> Stated exercise: Identify the lines that include the word "cápita", then copy all of them.

· · ·

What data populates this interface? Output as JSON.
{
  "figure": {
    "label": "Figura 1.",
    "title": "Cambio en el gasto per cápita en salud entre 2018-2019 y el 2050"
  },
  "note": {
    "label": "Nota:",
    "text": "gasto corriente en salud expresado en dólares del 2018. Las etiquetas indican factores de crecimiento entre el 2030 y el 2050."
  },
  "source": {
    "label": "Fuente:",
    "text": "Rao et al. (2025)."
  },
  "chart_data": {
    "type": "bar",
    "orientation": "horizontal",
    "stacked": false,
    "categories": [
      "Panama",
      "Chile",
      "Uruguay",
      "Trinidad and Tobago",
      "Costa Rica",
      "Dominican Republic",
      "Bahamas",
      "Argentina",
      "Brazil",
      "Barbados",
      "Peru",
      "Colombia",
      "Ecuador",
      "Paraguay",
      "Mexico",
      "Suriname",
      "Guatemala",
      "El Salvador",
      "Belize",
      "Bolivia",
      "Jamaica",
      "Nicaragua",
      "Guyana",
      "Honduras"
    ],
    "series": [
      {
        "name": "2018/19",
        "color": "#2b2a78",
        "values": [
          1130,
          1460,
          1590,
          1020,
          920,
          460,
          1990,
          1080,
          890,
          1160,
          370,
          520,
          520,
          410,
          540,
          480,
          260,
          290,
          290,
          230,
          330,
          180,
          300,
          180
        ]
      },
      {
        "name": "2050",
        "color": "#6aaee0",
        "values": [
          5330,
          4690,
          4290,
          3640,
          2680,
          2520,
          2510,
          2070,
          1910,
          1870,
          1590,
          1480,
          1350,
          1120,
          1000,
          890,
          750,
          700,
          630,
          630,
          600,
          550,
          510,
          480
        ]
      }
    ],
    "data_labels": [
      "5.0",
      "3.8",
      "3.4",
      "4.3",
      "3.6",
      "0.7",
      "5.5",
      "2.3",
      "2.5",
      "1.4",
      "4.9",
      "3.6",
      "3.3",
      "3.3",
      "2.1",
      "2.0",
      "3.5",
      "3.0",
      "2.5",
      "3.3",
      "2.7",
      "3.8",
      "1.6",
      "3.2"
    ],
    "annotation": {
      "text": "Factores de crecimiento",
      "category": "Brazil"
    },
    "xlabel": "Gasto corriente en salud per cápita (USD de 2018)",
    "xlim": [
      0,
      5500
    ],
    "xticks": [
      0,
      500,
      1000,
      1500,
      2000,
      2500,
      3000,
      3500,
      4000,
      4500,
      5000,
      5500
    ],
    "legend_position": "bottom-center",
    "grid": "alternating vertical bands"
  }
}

· · ·

> Exercise solution:
    "title": "Cambio en el gasto per cápita en salud entre 2018-2019 y el 2050"
    "xlabel": "Gasto corriente en salud per cápita (USD de 2018)",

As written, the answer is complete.